SET PROBLEM: Collect all lines from the listing that include the string "xlabel".

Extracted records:
------------
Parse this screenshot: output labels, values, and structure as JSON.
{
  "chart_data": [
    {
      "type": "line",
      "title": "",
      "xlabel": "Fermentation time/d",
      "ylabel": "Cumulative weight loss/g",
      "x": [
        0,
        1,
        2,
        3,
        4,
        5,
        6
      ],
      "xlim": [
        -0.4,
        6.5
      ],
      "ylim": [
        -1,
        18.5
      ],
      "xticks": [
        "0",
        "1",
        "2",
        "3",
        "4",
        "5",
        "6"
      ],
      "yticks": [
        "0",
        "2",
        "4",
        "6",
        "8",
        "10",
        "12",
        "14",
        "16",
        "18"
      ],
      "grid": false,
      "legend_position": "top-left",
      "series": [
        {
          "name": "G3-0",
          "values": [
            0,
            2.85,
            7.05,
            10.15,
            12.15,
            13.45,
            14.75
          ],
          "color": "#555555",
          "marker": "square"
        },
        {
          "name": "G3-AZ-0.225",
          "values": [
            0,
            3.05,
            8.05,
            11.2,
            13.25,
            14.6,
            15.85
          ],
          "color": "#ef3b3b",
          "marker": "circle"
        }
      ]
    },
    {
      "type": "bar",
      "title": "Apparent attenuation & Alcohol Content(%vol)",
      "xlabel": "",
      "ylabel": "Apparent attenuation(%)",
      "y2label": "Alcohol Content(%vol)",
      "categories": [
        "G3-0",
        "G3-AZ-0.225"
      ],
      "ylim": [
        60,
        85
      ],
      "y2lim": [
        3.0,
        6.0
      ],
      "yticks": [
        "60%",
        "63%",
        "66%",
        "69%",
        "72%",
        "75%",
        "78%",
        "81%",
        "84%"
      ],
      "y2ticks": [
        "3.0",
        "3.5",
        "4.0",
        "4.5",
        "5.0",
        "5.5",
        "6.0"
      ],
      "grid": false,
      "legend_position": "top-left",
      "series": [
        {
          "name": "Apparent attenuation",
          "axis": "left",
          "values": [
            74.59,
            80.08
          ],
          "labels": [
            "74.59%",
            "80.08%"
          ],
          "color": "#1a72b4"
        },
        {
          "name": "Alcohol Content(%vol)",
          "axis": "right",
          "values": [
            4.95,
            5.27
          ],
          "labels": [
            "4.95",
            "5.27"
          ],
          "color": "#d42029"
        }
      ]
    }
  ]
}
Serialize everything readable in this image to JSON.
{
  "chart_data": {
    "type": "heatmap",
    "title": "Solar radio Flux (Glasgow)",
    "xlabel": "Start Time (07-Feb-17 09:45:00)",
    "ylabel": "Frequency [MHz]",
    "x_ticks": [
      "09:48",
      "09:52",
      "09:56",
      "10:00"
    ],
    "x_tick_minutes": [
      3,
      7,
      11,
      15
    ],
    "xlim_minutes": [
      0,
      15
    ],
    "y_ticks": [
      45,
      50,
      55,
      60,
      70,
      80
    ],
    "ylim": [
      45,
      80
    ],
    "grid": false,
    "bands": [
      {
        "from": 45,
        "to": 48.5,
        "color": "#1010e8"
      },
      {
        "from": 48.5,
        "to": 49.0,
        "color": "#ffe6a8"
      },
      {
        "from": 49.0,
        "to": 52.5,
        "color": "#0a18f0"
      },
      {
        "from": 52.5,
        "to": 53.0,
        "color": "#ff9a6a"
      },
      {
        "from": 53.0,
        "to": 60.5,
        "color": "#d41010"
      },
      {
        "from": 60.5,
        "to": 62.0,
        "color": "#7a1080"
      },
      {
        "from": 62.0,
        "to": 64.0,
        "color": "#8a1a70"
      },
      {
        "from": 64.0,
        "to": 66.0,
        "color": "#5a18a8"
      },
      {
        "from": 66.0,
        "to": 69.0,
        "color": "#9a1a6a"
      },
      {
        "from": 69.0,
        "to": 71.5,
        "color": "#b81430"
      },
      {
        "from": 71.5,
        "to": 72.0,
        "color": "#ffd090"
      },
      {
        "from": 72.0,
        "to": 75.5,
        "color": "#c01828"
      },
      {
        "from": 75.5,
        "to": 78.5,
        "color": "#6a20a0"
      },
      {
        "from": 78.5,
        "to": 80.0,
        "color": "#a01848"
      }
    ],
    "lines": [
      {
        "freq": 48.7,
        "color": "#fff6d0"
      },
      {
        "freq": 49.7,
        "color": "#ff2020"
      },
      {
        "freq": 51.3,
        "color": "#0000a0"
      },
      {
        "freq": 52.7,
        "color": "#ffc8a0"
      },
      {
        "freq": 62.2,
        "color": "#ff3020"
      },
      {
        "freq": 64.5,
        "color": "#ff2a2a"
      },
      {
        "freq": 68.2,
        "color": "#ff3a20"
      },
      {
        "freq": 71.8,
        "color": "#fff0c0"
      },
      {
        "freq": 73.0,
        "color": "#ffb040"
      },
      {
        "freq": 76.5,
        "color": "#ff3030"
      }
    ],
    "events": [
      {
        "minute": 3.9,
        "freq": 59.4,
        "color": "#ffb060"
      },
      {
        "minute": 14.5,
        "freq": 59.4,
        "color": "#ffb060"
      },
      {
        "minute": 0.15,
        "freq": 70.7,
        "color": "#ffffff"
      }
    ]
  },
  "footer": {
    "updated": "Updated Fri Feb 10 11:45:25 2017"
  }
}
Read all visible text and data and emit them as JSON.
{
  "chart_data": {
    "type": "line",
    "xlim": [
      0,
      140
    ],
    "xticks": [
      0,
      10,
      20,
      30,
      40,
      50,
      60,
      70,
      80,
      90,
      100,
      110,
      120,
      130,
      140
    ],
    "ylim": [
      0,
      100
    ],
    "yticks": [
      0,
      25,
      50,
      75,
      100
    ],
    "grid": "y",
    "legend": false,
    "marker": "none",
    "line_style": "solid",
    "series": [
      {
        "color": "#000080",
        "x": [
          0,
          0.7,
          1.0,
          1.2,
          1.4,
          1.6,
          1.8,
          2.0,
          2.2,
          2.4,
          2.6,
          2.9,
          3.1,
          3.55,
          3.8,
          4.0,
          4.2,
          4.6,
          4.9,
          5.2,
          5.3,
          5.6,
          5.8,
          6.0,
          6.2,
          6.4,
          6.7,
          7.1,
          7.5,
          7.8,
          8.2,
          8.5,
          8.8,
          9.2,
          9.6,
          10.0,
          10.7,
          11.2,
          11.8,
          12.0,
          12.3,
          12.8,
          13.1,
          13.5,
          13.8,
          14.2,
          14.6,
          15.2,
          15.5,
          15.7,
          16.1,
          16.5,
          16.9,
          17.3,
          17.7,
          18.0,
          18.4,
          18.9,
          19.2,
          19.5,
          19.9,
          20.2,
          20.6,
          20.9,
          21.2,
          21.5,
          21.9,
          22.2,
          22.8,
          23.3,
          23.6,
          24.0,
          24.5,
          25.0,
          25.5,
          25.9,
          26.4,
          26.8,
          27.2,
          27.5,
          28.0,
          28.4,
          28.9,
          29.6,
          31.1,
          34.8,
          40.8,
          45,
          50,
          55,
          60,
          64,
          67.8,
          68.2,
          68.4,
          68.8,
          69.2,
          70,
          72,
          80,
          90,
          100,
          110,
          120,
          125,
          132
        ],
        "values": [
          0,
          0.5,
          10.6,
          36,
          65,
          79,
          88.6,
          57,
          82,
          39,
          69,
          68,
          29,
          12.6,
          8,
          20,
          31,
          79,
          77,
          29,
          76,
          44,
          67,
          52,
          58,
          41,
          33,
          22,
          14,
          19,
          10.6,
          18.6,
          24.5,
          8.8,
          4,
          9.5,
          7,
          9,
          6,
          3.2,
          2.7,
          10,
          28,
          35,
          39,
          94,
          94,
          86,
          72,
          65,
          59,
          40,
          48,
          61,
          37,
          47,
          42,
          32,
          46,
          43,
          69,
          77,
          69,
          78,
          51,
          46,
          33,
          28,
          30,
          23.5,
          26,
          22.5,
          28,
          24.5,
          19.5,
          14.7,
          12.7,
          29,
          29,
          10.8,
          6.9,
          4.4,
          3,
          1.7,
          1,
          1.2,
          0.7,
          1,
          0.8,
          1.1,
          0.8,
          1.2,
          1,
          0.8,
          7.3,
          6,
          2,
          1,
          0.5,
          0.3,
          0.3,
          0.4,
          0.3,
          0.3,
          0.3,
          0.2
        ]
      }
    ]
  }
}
------------
CORRECT RESPONSE:
      "xlabel": "Fermentation time/d",
      "xlabel": "",
    "xlabel": "Start Time (07-Feb-17 09:45:00)",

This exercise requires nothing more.